### What is needed
Images must not appear in your copy; reproduce every other part of the records exactly.

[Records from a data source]
----------------

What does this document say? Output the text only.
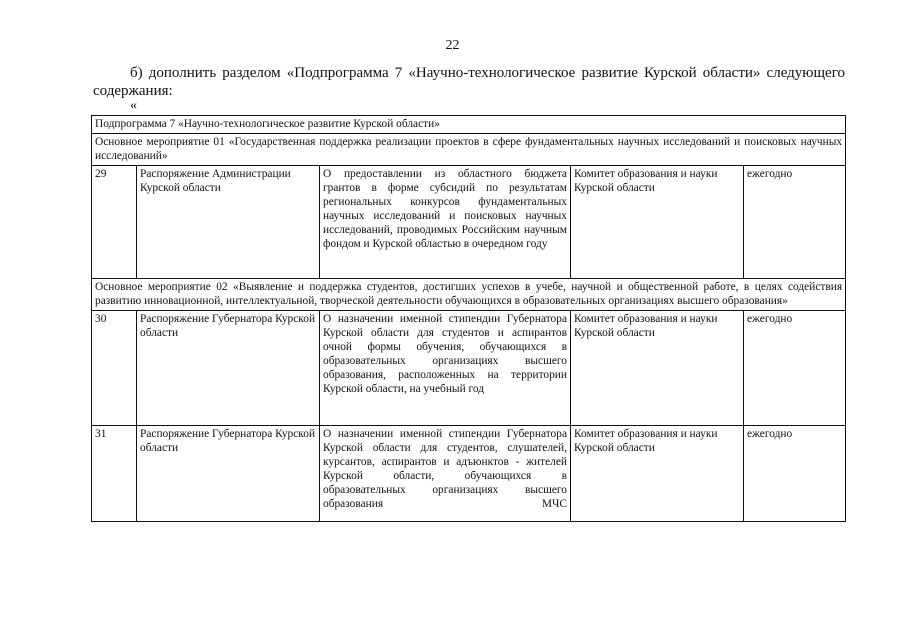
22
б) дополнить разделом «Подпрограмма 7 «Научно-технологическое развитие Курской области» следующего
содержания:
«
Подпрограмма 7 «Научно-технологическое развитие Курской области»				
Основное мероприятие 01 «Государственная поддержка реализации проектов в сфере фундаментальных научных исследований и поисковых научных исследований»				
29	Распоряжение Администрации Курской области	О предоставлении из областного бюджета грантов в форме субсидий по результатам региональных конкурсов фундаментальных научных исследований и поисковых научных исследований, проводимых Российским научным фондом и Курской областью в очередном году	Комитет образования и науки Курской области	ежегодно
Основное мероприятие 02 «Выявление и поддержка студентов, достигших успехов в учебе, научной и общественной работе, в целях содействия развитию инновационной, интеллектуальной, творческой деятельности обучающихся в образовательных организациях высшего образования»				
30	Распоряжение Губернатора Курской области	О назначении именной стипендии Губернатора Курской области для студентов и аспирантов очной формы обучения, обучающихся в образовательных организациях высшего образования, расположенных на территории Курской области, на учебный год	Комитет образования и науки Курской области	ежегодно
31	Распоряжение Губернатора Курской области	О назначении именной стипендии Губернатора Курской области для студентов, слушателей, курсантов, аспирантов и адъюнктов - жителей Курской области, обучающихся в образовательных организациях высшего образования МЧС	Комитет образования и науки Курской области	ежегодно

----------------

### Result of the task
What does this document say? Output the text only.
22
б) дополнить разделом «Подпрограмма 7 «Научно-технологическое развитие Курской области» следующего
содержания:
«
Подпрограмма 7 «Научно-технологическое развитие Курской области»				
Основное мероприятие 01 «Государственная поддержка реализации проектов в сфере фундаментальных научных исследований и поисковых научных исследований»				
29	Распоряжение Администрации Курской области	О предоставлении из областного бюджета грантов в форме субсидий по результатам региональных конкурсов фундаментальных научных исследований и поисковых научных исследований, проводимых Российским научным фондом и Курской областью в очередном году	Комитет образования и науки Курской области	ежегодно
Основное мероприятие 02 «Выявление и поддержка студентов, достигших успехов в учебе, научной и общественной работе, в целях содействия развитию инновационной, интеллектуальной, творческой деятельности обучающихся в образовательных организациях высшего образования»				
30	Распоряжение Губернатора Курской области	О назначении именной стипендии Губернатора Курской области для студентов и аспирантов очной формы обучения, обучающихся в образовательных организациях высшего образования, расположенных на территории Курской области, на учебный год	Комитет образования и науки Курской области	ежегодно
31	Распоряжение Губернатора Курской области	О назначении именной стипендии Губернатора Курской области для студентов, слушателей, курсантов, аспирантов и адъюнктов - жителей Курской области, обучающихся в образовательных организациях высшего образования МЧС	Комитет образования и науки Курской области	ежегодно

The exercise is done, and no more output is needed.